═══ PROVIDED INFORMATION ═══
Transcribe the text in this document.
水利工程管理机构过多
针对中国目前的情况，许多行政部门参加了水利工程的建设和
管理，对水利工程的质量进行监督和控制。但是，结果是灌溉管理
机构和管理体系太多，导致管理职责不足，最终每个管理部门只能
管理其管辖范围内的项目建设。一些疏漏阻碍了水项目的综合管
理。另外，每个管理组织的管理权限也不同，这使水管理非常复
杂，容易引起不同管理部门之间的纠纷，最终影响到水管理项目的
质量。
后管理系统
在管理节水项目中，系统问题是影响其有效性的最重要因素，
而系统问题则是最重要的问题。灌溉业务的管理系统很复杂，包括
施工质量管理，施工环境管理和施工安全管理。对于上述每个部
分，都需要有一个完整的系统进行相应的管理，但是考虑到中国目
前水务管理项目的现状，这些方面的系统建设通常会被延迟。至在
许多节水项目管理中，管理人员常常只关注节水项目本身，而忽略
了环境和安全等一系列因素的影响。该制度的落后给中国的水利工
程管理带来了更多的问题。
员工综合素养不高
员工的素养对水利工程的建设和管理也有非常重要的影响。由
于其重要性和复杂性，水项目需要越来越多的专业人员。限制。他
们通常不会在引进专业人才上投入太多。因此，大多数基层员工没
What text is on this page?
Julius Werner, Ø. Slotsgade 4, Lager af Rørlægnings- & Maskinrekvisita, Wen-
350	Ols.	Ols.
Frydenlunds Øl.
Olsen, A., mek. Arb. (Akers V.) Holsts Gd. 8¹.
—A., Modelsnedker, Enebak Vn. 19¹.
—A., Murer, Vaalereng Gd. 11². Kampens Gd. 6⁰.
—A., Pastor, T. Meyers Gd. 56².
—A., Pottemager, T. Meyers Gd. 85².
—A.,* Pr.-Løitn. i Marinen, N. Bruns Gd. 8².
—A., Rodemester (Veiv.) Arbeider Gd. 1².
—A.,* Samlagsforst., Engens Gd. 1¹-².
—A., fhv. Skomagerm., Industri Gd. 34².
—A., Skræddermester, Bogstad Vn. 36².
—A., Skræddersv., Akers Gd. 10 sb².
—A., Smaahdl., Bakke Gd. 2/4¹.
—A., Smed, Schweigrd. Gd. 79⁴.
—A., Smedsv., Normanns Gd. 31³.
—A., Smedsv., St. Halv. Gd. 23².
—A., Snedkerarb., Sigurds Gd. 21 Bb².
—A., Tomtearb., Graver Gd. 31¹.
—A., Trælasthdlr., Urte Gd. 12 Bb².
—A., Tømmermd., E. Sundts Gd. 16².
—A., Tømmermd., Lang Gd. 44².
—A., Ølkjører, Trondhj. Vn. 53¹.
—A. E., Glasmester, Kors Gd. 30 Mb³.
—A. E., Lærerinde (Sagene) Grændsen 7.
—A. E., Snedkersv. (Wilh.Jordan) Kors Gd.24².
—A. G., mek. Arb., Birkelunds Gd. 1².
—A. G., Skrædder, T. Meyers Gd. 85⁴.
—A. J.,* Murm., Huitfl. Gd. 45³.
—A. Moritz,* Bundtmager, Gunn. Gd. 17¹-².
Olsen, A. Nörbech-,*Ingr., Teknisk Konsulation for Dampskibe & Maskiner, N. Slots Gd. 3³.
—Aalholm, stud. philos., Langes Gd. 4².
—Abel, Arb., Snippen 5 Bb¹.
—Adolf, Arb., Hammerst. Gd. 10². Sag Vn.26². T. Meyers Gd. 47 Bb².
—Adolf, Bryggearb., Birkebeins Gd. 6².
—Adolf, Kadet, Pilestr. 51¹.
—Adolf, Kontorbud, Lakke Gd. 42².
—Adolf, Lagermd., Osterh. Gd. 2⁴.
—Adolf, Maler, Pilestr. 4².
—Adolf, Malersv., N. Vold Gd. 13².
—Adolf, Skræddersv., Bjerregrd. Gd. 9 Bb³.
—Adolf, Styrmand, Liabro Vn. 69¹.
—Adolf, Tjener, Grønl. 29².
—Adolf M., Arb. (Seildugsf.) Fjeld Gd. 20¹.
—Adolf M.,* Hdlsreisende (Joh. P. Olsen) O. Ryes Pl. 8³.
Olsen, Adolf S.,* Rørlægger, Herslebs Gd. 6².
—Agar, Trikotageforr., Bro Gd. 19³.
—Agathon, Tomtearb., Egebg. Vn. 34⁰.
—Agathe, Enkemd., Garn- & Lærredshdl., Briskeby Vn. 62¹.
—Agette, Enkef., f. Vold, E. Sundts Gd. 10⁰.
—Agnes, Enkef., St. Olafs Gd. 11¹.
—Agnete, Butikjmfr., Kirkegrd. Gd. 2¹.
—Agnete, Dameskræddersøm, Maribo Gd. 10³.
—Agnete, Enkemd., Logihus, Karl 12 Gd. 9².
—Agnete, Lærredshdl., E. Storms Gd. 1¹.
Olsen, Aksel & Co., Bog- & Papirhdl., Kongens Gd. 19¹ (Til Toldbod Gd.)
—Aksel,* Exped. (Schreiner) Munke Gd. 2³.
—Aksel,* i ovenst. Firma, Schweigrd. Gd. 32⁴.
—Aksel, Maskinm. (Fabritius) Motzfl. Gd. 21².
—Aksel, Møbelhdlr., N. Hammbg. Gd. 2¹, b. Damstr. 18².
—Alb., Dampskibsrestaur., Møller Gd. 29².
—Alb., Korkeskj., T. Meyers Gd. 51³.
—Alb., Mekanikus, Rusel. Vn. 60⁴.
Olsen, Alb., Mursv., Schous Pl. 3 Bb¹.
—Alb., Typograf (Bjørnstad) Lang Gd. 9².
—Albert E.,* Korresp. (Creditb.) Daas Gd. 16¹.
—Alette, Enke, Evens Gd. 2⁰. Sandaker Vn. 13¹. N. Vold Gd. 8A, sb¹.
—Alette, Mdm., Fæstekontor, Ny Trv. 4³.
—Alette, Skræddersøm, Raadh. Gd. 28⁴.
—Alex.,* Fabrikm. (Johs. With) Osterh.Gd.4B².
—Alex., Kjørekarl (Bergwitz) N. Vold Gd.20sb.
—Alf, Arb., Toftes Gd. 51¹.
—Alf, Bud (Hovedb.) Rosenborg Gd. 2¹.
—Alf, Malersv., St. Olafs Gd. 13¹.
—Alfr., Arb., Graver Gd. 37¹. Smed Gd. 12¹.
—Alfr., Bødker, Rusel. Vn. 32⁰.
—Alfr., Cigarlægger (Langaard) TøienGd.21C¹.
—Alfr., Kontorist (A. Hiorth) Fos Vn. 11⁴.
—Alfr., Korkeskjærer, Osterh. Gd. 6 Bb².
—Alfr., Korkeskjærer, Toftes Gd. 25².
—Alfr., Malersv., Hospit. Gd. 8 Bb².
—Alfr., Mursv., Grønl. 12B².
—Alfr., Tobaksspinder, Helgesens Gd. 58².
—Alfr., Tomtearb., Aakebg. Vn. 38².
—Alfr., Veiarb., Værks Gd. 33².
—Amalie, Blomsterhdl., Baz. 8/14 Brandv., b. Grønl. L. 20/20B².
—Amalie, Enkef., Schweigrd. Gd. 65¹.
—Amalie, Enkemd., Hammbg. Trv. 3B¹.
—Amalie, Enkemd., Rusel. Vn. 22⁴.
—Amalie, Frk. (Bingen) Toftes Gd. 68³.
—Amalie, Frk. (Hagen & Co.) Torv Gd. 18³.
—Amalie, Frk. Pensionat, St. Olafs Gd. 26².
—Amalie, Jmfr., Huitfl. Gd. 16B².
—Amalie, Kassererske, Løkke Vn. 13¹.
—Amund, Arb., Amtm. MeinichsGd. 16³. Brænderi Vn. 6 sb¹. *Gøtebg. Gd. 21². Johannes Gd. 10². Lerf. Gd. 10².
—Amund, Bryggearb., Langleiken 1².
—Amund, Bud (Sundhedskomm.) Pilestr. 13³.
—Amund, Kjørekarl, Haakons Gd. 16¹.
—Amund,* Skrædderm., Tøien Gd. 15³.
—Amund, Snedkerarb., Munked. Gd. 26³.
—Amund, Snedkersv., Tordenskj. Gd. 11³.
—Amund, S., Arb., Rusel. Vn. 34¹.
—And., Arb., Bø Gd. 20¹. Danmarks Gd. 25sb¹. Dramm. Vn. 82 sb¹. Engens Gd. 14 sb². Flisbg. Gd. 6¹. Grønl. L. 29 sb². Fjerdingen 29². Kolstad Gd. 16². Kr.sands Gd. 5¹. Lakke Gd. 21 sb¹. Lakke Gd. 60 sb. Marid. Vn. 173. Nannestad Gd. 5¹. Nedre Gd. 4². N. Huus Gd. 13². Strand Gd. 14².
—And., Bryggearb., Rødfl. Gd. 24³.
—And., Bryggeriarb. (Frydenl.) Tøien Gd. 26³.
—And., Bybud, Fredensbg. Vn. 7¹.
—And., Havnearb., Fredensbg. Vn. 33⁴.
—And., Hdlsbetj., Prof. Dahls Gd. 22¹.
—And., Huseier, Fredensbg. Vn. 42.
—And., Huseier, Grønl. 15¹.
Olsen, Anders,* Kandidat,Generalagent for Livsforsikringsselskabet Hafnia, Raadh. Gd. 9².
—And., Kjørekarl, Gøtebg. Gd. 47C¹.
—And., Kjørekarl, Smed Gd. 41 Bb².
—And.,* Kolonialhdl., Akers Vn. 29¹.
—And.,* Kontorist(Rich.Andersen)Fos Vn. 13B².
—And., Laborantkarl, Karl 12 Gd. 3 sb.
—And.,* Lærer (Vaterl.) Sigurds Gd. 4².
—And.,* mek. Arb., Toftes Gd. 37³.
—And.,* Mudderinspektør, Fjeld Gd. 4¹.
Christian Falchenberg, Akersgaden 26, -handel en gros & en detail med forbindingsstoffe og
═══
Find the number of lines in which the word "Toftes" occurs, and write nothing but that number.

4